- **THE RECORDS**:
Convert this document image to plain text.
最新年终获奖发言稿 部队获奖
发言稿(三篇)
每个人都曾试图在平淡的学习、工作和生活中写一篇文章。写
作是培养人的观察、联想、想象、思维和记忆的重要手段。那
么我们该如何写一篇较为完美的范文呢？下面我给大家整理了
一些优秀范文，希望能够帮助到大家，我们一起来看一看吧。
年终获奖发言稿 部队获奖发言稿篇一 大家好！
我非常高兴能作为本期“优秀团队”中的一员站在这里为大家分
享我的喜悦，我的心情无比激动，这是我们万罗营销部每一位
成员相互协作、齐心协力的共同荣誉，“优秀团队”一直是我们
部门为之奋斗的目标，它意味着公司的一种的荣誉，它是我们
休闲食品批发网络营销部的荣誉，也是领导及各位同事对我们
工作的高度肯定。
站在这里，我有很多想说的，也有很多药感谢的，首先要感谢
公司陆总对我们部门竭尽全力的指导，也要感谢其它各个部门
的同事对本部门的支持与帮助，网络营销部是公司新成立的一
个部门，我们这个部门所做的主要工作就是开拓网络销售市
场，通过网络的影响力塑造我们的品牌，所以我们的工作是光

- **YOUR GOAL**:
Count every line in the data where the string "优秀团队" occurs. Give nothing except the number.

- **TASK RESPONSE**:
2